[start Records for this exercise]
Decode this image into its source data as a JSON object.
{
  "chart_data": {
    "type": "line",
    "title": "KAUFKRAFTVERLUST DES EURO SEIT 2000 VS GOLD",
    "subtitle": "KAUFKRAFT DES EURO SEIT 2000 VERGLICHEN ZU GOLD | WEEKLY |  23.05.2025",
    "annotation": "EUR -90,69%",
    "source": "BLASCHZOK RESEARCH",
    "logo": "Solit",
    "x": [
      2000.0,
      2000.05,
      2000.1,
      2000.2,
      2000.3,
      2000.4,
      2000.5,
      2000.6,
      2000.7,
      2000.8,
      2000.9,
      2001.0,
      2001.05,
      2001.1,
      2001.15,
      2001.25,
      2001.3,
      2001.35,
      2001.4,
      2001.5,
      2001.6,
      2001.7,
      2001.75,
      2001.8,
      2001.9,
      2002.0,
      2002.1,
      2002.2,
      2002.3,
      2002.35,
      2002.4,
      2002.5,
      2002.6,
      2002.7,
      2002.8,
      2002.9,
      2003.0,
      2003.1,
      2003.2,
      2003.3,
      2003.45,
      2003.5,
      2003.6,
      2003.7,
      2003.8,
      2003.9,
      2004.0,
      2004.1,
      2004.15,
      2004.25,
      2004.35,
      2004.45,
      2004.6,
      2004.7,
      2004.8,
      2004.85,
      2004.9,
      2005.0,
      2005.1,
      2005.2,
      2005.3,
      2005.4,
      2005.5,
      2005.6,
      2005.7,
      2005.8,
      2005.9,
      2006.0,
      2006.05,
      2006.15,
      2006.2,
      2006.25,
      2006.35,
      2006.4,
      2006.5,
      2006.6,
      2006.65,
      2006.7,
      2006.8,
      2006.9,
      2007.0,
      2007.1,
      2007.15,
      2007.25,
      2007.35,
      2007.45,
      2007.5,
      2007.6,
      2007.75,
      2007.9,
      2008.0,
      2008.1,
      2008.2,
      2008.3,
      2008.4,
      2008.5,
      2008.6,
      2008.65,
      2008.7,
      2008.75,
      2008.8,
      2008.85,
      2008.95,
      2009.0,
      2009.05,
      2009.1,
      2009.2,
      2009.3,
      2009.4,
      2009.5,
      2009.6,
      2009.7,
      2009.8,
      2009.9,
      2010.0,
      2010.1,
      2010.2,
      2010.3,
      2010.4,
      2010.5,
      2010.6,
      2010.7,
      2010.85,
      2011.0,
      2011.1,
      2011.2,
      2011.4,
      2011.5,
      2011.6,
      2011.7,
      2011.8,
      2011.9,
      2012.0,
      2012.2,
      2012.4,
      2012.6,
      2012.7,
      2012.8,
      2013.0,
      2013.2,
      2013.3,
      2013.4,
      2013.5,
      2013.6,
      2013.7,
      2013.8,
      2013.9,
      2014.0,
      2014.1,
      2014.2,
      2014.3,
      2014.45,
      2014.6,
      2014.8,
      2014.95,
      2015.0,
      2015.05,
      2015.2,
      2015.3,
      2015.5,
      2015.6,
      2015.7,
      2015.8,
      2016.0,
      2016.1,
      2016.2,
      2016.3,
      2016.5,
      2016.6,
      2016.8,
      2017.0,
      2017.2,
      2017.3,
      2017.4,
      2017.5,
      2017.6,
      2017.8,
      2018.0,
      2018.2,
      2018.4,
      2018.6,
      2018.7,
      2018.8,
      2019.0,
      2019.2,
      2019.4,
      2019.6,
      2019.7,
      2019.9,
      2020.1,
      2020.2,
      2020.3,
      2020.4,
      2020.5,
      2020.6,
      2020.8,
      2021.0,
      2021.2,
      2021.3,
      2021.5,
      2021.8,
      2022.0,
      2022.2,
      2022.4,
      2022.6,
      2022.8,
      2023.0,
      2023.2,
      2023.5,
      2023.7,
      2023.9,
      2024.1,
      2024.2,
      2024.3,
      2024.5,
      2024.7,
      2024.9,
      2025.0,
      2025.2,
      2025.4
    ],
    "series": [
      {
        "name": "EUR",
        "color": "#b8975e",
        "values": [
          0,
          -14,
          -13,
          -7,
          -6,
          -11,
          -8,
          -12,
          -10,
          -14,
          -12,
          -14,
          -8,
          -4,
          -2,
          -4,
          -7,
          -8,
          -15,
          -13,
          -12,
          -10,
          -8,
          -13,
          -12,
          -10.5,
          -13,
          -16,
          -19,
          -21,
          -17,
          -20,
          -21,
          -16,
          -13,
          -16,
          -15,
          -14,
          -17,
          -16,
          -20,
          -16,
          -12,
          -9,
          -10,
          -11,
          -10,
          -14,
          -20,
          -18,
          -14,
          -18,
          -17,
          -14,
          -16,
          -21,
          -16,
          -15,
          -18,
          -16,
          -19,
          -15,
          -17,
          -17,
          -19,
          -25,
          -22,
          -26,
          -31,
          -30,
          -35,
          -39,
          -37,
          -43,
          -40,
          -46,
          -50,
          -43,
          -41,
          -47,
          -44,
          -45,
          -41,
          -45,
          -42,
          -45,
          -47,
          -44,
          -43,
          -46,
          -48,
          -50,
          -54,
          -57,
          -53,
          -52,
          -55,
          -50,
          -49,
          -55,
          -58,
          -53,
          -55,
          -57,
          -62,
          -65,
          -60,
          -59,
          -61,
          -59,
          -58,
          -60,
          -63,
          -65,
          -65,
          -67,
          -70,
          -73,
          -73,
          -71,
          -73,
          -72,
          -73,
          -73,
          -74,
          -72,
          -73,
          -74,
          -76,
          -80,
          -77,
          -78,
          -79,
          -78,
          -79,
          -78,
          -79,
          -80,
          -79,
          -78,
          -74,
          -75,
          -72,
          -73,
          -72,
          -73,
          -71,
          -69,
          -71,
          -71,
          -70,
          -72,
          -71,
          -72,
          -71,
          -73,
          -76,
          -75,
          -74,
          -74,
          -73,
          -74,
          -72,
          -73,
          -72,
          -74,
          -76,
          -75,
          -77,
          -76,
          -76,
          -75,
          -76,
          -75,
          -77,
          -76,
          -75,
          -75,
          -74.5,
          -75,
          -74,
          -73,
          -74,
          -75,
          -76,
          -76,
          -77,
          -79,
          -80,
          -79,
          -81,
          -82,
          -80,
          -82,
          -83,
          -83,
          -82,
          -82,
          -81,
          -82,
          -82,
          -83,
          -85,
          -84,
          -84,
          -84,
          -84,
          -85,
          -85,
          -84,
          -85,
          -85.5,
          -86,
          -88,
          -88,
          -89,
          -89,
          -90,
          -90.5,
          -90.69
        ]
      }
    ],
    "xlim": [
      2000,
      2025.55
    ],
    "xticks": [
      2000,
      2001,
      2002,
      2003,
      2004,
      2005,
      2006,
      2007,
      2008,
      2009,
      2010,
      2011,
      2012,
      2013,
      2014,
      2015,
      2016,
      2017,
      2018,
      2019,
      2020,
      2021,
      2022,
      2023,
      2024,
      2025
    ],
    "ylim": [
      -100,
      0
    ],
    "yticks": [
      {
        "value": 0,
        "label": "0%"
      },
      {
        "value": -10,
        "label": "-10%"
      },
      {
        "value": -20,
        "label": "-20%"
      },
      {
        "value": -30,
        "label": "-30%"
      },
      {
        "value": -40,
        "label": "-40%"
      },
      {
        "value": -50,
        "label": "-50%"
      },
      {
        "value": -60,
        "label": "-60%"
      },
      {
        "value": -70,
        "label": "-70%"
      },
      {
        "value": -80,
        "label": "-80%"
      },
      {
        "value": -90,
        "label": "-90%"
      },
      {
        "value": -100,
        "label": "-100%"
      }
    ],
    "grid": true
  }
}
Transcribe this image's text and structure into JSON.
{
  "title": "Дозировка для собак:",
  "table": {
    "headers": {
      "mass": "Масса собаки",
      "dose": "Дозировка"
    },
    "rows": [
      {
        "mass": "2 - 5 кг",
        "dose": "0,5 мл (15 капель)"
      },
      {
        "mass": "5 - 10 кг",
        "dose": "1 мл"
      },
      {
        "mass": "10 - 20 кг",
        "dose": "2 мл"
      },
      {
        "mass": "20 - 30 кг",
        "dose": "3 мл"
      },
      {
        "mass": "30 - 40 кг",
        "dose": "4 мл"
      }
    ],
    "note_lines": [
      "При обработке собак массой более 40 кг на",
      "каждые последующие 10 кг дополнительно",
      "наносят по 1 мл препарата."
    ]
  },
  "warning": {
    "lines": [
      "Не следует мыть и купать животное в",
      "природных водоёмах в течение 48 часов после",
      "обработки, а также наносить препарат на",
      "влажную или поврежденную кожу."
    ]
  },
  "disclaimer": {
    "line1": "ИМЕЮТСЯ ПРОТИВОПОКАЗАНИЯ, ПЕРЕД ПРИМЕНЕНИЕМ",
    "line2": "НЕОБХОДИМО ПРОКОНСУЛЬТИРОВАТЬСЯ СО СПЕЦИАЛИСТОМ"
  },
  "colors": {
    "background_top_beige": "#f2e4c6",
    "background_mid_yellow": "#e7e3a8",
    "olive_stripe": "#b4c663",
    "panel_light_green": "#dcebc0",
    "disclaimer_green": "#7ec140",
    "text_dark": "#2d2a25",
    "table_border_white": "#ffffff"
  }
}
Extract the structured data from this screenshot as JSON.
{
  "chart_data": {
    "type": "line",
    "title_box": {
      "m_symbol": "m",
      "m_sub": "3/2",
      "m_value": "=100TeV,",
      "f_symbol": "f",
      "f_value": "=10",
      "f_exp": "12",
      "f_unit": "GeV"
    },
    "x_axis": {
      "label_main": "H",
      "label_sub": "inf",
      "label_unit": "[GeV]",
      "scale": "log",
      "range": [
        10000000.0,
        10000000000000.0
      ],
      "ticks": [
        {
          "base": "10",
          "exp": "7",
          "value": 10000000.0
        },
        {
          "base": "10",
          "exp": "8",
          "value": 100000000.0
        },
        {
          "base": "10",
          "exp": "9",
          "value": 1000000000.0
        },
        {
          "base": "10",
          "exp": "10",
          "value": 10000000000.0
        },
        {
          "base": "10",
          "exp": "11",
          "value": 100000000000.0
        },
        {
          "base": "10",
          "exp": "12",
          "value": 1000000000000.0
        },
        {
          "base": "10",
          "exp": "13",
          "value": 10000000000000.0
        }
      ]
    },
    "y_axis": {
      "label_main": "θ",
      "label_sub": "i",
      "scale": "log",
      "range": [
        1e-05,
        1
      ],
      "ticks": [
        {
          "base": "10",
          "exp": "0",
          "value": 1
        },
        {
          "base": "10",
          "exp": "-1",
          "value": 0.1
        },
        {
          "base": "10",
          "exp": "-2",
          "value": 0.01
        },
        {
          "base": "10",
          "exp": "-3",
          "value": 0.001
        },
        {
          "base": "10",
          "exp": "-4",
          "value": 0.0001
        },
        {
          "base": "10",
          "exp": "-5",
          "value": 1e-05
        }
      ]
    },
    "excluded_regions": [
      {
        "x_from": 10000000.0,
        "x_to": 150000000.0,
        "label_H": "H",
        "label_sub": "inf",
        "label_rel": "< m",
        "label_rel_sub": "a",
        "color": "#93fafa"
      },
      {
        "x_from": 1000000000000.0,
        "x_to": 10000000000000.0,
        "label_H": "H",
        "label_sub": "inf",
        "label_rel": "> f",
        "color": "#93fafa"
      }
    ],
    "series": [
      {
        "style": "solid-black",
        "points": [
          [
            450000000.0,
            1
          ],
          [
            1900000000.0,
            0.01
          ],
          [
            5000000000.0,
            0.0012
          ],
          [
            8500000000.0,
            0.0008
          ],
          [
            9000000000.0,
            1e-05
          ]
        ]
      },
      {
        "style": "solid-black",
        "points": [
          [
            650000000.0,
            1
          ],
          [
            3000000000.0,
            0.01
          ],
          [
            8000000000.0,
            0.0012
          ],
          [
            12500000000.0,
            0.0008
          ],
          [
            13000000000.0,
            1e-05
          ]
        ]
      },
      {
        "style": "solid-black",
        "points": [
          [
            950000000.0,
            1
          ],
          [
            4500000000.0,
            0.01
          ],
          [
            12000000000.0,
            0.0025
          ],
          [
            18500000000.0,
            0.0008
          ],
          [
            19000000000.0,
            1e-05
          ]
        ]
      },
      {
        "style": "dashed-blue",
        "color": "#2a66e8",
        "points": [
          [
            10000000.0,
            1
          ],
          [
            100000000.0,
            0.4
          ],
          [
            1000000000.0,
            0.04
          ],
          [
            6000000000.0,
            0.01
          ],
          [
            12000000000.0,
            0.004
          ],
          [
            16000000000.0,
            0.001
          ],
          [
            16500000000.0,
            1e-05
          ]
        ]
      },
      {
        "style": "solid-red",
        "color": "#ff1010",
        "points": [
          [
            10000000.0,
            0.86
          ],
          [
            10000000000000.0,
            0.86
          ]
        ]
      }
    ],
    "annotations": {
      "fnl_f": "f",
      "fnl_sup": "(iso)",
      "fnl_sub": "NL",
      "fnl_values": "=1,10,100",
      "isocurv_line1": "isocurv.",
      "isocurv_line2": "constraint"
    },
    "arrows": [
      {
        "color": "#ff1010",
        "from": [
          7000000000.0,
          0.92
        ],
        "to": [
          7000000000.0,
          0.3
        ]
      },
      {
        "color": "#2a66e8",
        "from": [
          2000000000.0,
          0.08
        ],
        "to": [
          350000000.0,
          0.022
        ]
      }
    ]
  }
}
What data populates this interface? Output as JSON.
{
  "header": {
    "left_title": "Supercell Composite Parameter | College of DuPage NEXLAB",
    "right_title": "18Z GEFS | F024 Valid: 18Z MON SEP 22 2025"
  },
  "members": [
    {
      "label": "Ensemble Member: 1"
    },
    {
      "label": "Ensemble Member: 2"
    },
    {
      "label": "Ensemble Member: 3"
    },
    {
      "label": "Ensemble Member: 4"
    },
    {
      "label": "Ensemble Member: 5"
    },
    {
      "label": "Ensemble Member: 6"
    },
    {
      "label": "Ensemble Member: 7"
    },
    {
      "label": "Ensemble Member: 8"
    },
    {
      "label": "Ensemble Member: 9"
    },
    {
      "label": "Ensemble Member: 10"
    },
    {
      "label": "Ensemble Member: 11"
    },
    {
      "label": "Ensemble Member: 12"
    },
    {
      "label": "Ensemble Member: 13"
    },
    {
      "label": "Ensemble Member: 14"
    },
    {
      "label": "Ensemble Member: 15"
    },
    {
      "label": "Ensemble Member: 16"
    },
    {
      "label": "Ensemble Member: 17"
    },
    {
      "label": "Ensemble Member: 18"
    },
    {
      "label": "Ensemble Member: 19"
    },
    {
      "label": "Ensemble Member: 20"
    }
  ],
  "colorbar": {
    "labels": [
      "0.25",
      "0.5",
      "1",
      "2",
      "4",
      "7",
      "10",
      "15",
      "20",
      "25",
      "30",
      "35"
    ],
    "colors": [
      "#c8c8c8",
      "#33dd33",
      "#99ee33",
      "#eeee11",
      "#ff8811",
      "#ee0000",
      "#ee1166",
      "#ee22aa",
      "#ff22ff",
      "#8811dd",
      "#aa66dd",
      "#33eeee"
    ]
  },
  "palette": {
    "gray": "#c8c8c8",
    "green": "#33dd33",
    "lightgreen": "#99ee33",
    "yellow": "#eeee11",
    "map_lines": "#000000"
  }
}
[end Records for this exercise]
_What is expected_.
Reproduce each line of the entries in which the word "source" is found.

_Written response_.
Decode this image into its source data as a JSON object.
    "source": "BLASCHZOK RESEARCH",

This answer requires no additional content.